:: Extracted data entries ::
►

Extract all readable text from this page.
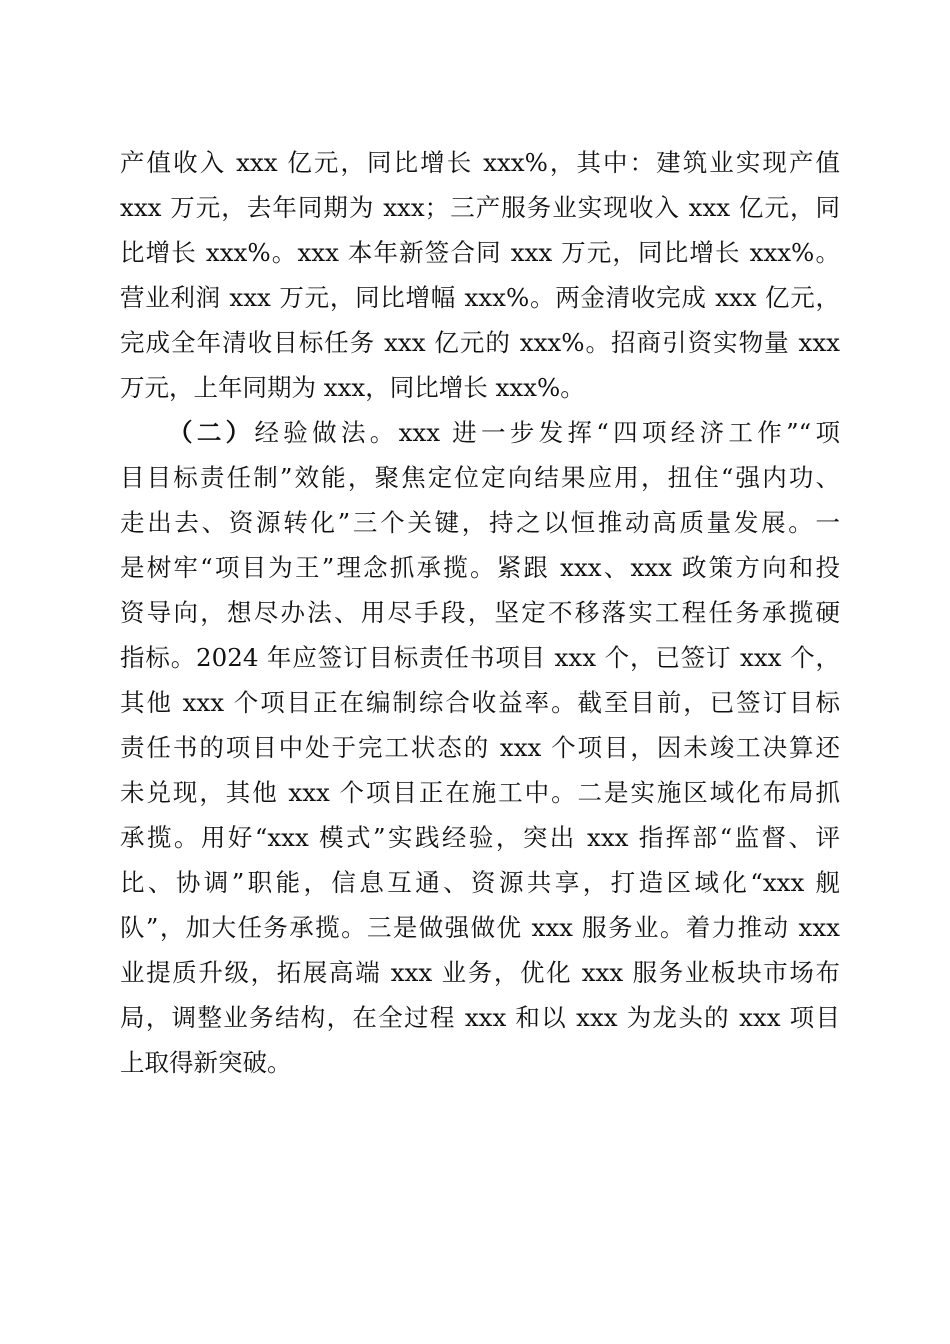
产值收入 xxx 亿元，同比增长 xxx%，其中：建筑业实现产值
xxx 万元，去年同期为 xxx；三产服务业实现收入 xxx 亿元，同
比增长 xxx%。xxx 本年新签合同 xxx 万元，同比增长 xxx%。
营业利润 xxx 万元，同比增幅 xxx%。两金清收完成 xxx 亿元，
完成全年清收目标任务 xxx 亿元的 xxx%。招商引资实物量 xxx
万元，上年同期为 xxx，同比增长 xxx%。
（二）经验做法。xxx 进一步发挥“四项经济工作”“项
目目标责任制”效能，聚焦定位定向结果应用，扭住“强内功、
走出去、资源转化”三个关键，持之以恒推动高质量发展。一
是树牢“项目为王”理念抓承揽。紧跟 xxx、xxx 政策方向和投
资导向，想尽办法、用尽手段，坚定不移落实工程任务承揽硬
指标。2024 年应签订目标责任书项目 xxx 个，已签订 xxx 个，
其他 xxx 个项目正在编制综合收益率。截至目前，已签订目标
责任书的项目中处于完工状态的 xxx 个项目，因未竣工决算还
未兑现，其他 xxx 个项目正在施工中。二是实施区域化布局抓
承揽。用好“xxx 模式”实践经验，突出 xxx 指挥部“监督、评
比、协调”职能，信息互通、资源共享，打造区域化“xxx 舰
队”，加大任务承揽。三是做强做优 xxx 服务业。着力推动 xxx
业提质升级，拓展高端 xxx 业务，优化 xxx 服务业板块市场布
局，调整业务结构，在全过程 xxx 和以 xxx 为龙头的 xxx 项目
上取得新突破。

◄

:: STATED GOAL ::
Leave out the pictures and return every record word for word.

:: TASK ANSWER ::
Extract all readable text from this page.
产值收入 xxx 亿元，同比增长 xxx%，其中：建筑业实现产值
xxx 万元，去年同期为 xxx；三产服务业实现收入 xxx 亿元，同
比增长 xxx%。xxx 本年新签合同 xxx 万元，同比增长 xxx%。
营业利润 xxx 万元，同比增幅 xxx%。两金清收完成 xxx 亿元，
完成全年清收目标任务 xxx 亿元的 xxx%。招商引资实物量 xxx
万元，上年同期为 xxx，同比增长 xxx%。
（二）经验做法。xxx 进一步发挥“四项经济工作”“项
目目标责任制”效能，聚焦定位定向结果应用，扭住“强内功、
走出去、资源转化”三个关键，持之以恒推动高质量发展。一
是树牢“项目为王”理念抓承揽。紧跟 xxx、xxx 政策方向和投
资导向，想尽办法、用尽手段，坚定不移落实工程任务承揽硬
指标。2024 年应签订目标责任书项目 xxx 个，已签订 xxx 个，
其他 xxx 个项目正在编制综合收益率。截至目前，已签订目标
责任书的项目中处于完工状态的 xxx 个项目，因未竣工决算还
未兑现，其他 xxx 个项目正在施工中。二是实施区域化布局抓
承揽。用好“xxx 模式”实践经验，突出 xxx 指挥部“监督、评
比、协调”职能，信息互通、资源共享，打造区域化“xxx 舰
队”，加大任务承揽。三是做强做优 xxx 服务业。着力推动 xxx
业提质升级，拓展高端 xxx 业务，优化 xxx 服务业板块市场布
局，调整业务结构，在全过程 xxx 和以 xxx 为龙头的 xxx 项目
上取得新突破。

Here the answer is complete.